___ RECORDS FOR THE TASK

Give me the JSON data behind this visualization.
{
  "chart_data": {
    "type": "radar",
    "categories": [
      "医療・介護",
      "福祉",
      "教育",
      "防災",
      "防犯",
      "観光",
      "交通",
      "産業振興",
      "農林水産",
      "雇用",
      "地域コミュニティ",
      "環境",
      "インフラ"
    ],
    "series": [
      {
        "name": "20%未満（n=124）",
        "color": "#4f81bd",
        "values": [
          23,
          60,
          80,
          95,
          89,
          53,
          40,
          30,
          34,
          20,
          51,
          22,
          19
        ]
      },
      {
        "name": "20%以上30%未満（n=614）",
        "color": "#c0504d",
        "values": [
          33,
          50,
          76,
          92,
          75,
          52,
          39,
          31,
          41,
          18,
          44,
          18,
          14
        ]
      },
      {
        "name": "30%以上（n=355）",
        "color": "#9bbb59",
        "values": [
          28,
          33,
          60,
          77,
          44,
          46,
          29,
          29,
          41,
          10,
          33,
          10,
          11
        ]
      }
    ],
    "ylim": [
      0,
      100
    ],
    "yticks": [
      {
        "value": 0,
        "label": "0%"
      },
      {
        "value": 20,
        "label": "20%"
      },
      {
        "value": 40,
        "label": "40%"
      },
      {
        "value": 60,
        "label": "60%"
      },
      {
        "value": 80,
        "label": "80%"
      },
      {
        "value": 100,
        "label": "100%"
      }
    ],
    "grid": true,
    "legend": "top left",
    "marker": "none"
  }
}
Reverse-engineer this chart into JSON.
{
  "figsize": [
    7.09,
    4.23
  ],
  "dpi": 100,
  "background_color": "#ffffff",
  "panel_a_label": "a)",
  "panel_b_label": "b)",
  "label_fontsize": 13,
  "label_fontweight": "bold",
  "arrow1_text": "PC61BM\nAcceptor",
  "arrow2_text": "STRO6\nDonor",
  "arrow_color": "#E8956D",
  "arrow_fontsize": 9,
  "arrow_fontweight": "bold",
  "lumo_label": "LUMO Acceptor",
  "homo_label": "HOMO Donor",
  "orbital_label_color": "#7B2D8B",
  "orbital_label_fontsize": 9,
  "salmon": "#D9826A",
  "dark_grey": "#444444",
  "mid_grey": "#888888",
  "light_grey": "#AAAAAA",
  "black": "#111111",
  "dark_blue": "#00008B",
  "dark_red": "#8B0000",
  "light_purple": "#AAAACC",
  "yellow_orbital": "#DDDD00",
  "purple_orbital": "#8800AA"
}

______

BRIEF:
Find the lines containing "bold" and list every one of them.

FULL SOLUTION:
  "label_fontweight": "bold",
  "arrow_fontweight": "bold",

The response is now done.